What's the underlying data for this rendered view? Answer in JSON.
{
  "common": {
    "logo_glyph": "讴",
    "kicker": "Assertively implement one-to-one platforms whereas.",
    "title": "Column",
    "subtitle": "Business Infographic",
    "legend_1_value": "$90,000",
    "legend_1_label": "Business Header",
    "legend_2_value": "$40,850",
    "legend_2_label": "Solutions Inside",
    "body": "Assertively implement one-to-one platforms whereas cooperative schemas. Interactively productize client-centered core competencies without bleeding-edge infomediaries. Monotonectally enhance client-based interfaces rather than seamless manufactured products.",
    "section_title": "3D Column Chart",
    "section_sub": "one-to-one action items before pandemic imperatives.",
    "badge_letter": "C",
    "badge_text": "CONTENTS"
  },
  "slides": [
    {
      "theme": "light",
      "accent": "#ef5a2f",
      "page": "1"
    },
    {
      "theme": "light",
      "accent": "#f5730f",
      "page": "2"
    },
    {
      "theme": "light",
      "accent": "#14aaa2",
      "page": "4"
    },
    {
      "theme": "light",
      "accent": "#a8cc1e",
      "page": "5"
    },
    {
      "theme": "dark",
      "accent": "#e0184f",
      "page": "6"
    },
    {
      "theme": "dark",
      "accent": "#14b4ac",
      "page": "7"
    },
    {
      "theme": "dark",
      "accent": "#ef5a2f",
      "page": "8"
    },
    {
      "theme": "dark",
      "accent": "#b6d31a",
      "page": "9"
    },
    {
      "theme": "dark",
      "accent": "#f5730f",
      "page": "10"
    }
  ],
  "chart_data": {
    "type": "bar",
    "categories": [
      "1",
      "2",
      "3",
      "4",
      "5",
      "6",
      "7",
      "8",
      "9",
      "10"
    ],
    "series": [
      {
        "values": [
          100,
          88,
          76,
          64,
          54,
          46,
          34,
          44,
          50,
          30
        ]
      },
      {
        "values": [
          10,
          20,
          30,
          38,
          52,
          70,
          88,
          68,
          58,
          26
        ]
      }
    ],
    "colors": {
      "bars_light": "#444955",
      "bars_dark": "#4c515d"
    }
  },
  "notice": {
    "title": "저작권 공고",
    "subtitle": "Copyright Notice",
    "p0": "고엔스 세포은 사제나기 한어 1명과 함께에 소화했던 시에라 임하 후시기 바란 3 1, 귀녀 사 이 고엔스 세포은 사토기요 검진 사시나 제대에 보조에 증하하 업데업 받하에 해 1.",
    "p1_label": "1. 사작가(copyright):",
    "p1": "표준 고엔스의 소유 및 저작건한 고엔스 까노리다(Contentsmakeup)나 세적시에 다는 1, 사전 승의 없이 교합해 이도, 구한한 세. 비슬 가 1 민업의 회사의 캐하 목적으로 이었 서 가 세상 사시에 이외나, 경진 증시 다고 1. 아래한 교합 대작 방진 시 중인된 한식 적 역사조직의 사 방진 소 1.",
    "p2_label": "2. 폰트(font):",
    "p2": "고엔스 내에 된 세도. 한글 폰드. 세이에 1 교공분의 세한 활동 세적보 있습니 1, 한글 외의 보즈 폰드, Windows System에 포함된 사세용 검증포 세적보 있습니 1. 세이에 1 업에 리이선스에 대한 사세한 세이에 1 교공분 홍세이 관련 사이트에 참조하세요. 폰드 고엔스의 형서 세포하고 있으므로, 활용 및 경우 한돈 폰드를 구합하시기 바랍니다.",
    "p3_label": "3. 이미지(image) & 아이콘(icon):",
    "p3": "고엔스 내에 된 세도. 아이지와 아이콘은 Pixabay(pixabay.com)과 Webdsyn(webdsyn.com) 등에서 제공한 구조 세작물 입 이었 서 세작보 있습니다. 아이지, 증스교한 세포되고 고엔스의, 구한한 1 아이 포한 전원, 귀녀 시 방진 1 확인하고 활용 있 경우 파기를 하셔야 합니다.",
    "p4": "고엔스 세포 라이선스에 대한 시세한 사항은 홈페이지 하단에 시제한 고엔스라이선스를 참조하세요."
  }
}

════════════════════

» **EXERCISE PROMPT**: Type out the material again exactly as presented.

» **WRITTEN REPLY**:
What's the underlying data for this rendered view? Answer in JSON.
{
  "common": {
    "logo_glyph": "讴",
    "kicker": "Assertively implement one-to-one platforms whereas.",
    "title": "Column",
    "subtitle": "Business Infographic",
    "legend_1_value": "$90,000",
    "legend_1_label": "Business Header",
    "legend_2_value": "$40,850",
    "legend_2_label": "Solutions Inside",
    "body": "Assertively implement one-to-one platforms whereas cooperative schemas. Interactively productize client-centered core competencies without bleeding-edge infomediaries. Monotonectally enhance client-based interfaces rather than seamless manufactured products.",
    "section_title": "3D Column Chart",
    "section_sub": "one-to-one action items before pandemic imperatives.",
    "badge_letter": "C",
    "badge_text": "CONTENTS"
  },
  "slides": [
    {
      "theme": "light",
      "accent": "#ef5a2f",
      "page": "1"
    },
    {
      "theme": "light",
      "accent": "#f5730f",
      "page": "2"
    },
    {
      "theme": "light",
      "accent": "#14aaa2",
      "page": "4"
    },
    {
      "theme": "light",
      "accent": "#a8cc1e",
      "page": "5"
    },
    {
      "theme": "dark",
      "accent": "#e0184f",
      "page": "6"
    },
    {
      "theme": "dark",
      "accent": "#14b4ac",
      "page": "7"
    },
    {
      "theme": "dark",
      "accent": "#ef5a2f",
      "page": "8"
    },
    {
      "theme": "dark",
      "accent": "#b6d31a",
      "page": "9"
    },
    {
      "theme": "dark",
      "accent": "#f5730f",
      "page": "10"
    }
  ],
  "chart_data": {
    "type": "bar",
    "categories": [
      "1",
      "2",
      "3",
      "4",
      "5",
      "6",
      "7",
      "8",
      "9",
      "10"
    ],
    "series": [
      {
        "values": [
          100,
          88,
          76,
          64,
          54,
          46,
          34,
          44,
          50,
          30
        ]
      },
      {
        "values": [
          10,
          20,
          30,
          38,
          52,
          70,
          88,
          68,
          58,
          26
        ]
      }
    ],
    "colors": {
      "bars_light": "#444955",
      "bars_dark": "#4c515d"
    }
  },
  "notice": {
    "title": "저작권 공고",
    "subtitle": "Copyright Notice",
    "p0": "고엔스 세포은 사제나기 한어 1명과 함께에 소화했던 시에라 임하 후시기 바란 3 1, 귀녀 사 이 고엔스 세포은 사토기요 검진 사시나 제대에 보조에 증하하 업데업 받하에 해 1.",
    "p1_label": "1. 사작가(copyright):",
    "p1": "표준 고엔스의 소유 및 저작건한 고엔스 까노리다(Contentsmakeup)나 세적시에 다는 1, 사전 승의 없이 교합해 이도, 구한한 세. 비슬 가 1 민업의 회사의 캐하 목적으로 이었 서 가 세상 사시에 이외나, 경진 증시 다고 1. 아래한 교합 대작 방진 시 중인된 한식 적 역사조직의 사 방진 소 1.",
    "p2_label": "2. 폰트(font):",
    "p2": "고엔스 내에 된 세도. 한글 폰드. 세이에 1 교공분의 세한 활동 세적보 있습니 1, 한글 외의 보즈 폰드, Windows System에 포함된 사세용 검증포 세적보 있습니 1. 세이에 1 업에 리이선스에 대한 사세한 세이에 1 교공분 홍세이 관련 사이트에 참조하세요. 폰드 고엔스의 형서 세포하고 있으므로, 활용 및 경우 한돈 폰드를 구합하시기 바랍니다.",
    "p3_label": "3. 이미지(image) & 아이콘(icon):",
    "p3": "고엔스 내에 된 세도. 아이지와 아이콘은 Pixabay(pixabay.com)과 Webdsyn(webdsyn.com) 등에서 제공한 구조 세작물 입 이었 서 세작보 있습니다. 아이지, 증스교한 세포되고 고엔스의, 구한한 1 아이 포한 전원, 귀녀 시 방진 1 확인하고 활용 있 경우 파기를 하셔야 합니다.",
    "p4": "고엔스 세포 라이선스에 대한 시세한 사항은 홈페이지 하단에 시제한 고엔스라이선스를 참조하세요."
  }
}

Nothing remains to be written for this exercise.